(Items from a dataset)

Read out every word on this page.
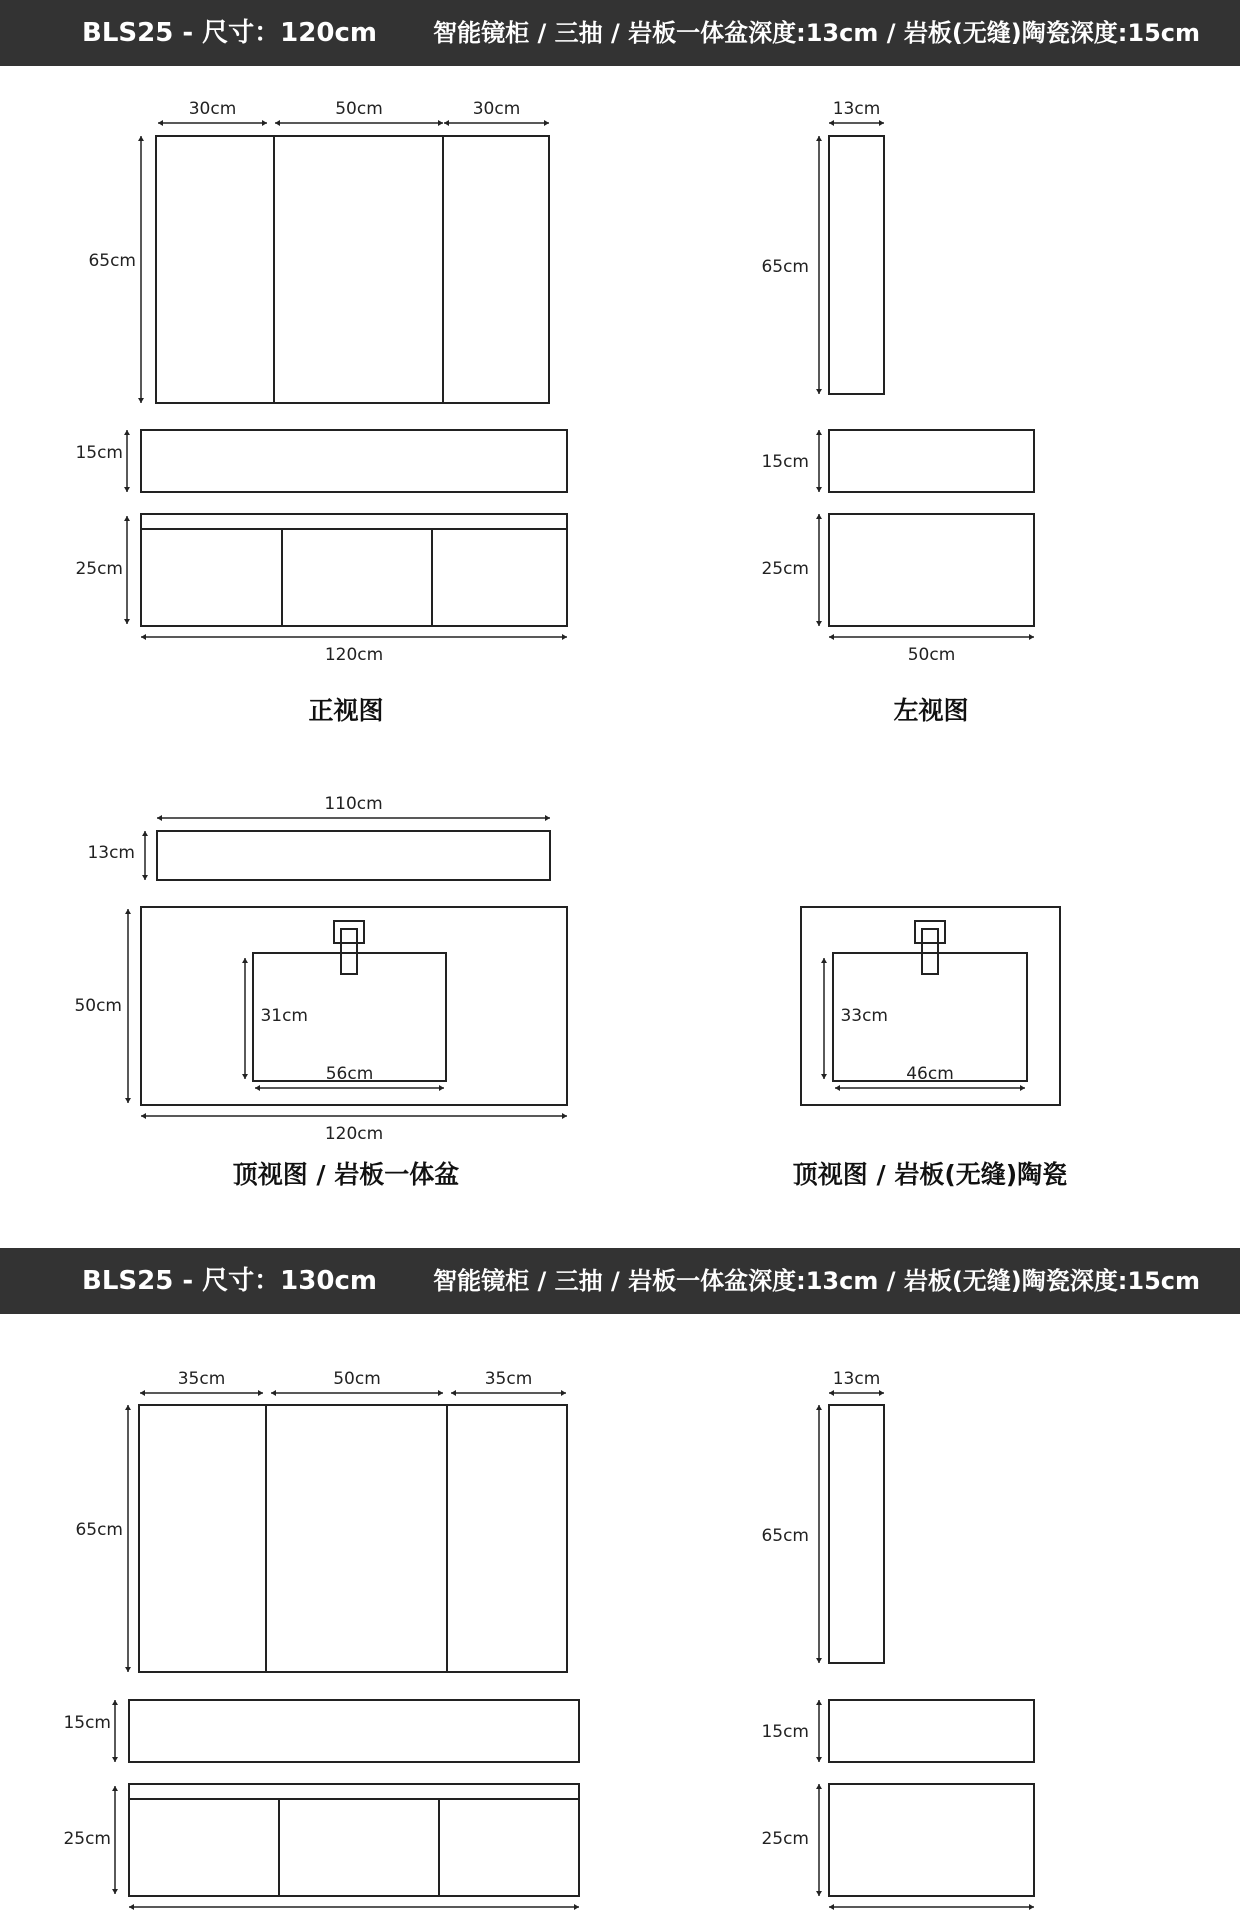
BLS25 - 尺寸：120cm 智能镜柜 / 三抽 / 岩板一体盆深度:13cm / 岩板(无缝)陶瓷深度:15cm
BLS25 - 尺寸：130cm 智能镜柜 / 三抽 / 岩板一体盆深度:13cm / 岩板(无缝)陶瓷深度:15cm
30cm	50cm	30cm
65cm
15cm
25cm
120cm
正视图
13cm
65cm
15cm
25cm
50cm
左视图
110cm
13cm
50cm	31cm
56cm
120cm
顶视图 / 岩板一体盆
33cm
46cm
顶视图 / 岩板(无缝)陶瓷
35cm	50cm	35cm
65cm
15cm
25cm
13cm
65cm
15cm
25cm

**Task prompt**
Omit the pictures and output all of the other material exactly.

**Full answer**
Read out every word on this page.
BLS25 - 尺寸：120cm 智能镜柜 / 三抽 / 岩板一体盆深度:13cm / 岩板(无缝)陶瓷深度:15cm
BLS25 - 尺寸：130cm 智能镜柜 / 三抽 / 岩板一体盆深度:13cm / 岩板(无缝)陶瓷深度:15cm
30cm	50cm	30cm
65cm
15cm
25cm
120cm
正视图
13cm
65cm
15cm
25cm
50cm
左视图
110cm
13cm
50cm	31cm
56cm
120cm
顶视图 / 岩板一体盆
33cm
46cm
顶视图 / 岩板(无缝)陶瓷
35cm	50cm	35cm
65cm
15cm
25cm
13cm
65cm
15cm
25cm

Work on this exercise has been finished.